Task instructions: All of the data needs to be repeated exactly.

Data listing:

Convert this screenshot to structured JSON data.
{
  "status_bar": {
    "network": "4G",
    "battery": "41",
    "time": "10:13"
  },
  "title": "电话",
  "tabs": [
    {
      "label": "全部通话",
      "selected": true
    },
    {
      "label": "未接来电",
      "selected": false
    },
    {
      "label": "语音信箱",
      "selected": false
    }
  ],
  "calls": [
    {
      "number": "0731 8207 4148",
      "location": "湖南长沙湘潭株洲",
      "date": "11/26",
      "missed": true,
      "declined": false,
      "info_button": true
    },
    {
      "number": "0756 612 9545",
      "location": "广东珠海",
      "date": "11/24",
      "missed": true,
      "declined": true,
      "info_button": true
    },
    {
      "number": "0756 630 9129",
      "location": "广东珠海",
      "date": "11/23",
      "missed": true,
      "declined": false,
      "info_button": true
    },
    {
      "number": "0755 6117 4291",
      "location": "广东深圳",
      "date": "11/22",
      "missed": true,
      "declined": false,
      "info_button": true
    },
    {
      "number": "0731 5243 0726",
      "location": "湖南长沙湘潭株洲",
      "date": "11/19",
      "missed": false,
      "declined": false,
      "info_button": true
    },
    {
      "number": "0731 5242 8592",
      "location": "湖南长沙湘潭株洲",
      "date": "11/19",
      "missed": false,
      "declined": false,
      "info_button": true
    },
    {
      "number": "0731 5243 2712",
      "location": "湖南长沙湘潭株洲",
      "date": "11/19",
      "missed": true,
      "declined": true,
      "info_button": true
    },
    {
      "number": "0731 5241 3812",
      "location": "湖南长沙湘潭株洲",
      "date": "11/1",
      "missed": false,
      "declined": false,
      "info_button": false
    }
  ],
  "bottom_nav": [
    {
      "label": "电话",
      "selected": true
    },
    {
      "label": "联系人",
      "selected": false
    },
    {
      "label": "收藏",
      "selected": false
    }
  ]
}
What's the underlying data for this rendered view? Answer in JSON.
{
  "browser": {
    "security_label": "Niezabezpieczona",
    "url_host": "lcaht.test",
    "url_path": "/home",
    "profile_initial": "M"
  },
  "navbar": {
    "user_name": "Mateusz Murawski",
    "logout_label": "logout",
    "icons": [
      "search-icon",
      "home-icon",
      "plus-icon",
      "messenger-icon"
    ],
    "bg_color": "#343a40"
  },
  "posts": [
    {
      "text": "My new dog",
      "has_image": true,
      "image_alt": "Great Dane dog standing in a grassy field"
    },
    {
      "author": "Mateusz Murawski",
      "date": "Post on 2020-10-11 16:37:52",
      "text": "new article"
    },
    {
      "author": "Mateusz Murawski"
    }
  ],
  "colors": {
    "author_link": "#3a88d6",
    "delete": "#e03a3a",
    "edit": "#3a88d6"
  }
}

Response for this exercise:
Convert this screenshot to structured JSON data.
{
  "status_bar": {
    "network": "4G",
    "battery": "41",
    "time": "10:13"
  },
  "title": "电话",
  "tabs": [
    {
      "label": "全部通话",
      "selected": true
    },
    {
      "label": "未接来电",
      "selected": false
    },
    {
      "label": "语音信箱",
      "selected": false
    }
  ],
  "calls": [
    {
      "number": "0731 8207 4148",
      "location": "湖南长沙湘潭株洲",
      "date": "11/26",
      "missed": true,
      "declined": false,
      "info_button": true
    },
    {
      "number": "0756 612 9545",
      "location": "广东珠海",
      "date": "11/24",
      "missed": true,
      "declined": true,
      "info_button": true
    },
    {
      "number": "0756 630 9129",
      "location": "广东珠海",
      "date": "11/23",
      "missed": true,
      "declined": false,
      "info_button": true
    },
    {
      "number": "0755 6117 4291",
      "location": "广东深圳",
      "date": "11/22",
      "missed": true,
      "declined": false,
      "info_button": true
    },
    {
      "number": "0731 5243 0726",
      "location": "湖南长沙湘潭株洲",
      "date": "11/19",
      "missed": false,
      "declined": false,
      "info_button": true
    },
    {
      "number": "0731 5242 8592",
      "location": "湖南长沙湘潭株洲",
      "date": "11/19",
      "missed": false,
      "declined": false,
      "info_button": true
    },
    {
      "number": "0731 5243 2712",
      "location": "湖南长沙湘潭株洲",
      "date": "11/19",
      "missed": true,
      "declined": true,
      "info_button": true
    },
    {
      "number": "0731 5241 3812",
      "location": "湖南长沙湘潭株洲",
      "date": "11/1",
      "missed": false,
      "declined": false,
      "info_button": false
    }
  ],
  "bottom_nav": [
    {
      "label": "电话",
      "selected": true
    },
    {
      "label": "联系人",
      "selected": false
    },
    {
      "label": "收藏",
      "selected": false
    }
  ]
}
What's the underlying data for this rendered view? Answer in JSON.
{
  "browser": {
    "security_label": "Niezabezpieczona",
    "url_host": "lcaht.test",
    "url_path": "/home",
    "profile_initial": "M"
  },
  "navbar": {
    "user_name": "Mateusz Murawski",
    "logout_label": "logout",
    "icons": [
      "search-icon",
      "home-icon",
      "plus-icon",
      "messenger-icon"
    ],
    "bg_color": "#343a40"
  },
  "posts": [
    {
      "text": "My new dog",
      "has_image": true,
      "image_alt": "Great Dane dog standing in a grassy field"
    },
    {
      "author": "Mateusz Murawski",
      "date": "Post on 2020-10-11 16:37:52",
      "text": "new article"
    },
    {
      "author": "Mateusz Murawski"
    }
  ],
  "colors": {
    "author_link": "#3a88d6",
    "delete": "#e03a3a",
    "edit": "#3a88d6"
  }
}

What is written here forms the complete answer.